[Structured figure records]
»»

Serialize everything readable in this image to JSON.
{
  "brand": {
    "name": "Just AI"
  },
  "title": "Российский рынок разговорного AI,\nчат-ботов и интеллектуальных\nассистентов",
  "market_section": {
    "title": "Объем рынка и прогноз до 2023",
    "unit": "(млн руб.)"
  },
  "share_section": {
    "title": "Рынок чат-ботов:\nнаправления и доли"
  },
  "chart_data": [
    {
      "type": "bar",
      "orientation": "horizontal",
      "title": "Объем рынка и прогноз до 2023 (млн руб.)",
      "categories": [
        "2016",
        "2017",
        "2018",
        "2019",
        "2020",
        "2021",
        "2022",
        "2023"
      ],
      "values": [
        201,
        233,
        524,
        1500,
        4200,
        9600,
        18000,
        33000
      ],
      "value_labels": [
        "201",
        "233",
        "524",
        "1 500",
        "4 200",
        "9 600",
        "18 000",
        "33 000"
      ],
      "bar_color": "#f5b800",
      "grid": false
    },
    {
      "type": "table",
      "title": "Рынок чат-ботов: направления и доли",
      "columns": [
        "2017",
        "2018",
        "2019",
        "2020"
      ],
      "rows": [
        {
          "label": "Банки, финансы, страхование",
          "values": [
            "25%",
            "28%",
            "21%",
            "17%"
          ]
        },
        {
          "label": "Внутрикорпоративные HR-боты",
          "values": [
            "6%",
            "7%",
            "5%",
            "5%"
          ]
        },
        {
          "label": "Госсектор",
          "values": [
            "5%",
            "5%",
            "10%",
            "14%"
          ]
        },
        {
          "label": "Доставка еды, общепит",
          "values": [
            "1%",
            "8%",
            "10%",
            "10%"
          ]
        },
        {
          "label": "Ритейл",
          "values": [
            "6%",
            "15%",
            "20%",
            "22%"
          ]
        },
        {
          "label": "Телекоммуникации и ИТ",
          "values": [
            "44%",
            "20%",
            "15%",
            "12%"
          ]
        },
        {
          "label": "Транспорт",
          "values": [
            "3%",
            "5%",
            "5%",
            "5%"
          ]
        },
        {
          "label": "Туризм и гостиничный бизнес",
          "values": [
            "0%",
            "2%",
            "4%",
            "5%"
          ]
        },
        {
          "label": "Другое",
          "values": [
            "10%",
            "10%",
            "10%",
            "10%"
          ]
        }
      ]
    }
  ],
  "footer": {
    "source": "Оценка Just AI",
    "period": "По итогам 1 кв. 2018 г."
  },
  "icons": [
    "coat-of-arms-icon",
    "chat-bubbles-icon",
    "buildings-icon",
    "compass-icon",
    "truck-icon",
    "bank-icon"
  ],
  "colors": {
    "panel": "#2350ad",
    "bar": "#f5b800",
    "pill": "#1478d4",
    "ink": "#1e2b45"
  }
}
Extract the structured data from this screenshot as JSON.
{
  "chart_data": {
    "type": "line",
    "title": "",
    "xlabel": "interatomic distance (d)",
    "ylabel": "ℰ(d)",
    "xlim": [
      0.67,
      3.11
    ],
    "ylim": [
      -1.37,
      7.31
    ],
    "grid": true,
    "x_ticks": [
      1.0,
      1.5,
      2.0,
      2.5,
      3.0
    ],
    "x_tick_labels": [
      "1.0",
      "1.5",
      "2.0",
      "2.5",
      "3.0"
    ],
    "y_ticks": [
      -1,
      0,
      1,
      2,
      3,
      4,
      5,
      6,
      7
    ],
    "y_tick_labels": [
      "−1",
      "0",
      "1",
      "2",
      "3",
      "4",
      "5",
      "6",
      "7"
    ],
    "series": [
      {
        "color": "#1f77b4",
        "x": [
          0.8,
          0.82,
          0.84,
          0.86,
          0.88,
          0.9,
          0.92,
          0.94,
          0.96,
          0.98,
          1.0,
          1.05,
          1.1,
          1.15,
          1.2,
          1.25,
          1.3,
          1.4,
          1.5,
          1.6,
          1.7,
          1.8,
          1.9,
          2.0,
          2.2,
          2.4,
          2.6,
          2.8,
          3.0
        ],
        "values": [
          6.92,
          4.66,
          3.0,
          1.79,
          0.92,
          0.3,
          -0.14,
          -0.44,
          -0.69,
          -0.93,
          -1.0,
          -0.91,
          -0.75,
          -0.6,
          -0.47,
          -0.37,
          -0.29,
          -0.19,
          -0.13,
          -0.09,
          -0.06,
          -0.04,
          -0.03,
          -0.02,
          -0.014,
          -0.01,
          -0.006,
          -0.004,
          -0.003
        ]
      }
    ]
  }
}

««

Task to complete
Find the lines above that contain the word "прогноз" and collect them.

Answer below
    "title": "Объем рынка и прогноз до 2023",
      "title": "Объем рынка и прогноз до 2023 (млн руб.)",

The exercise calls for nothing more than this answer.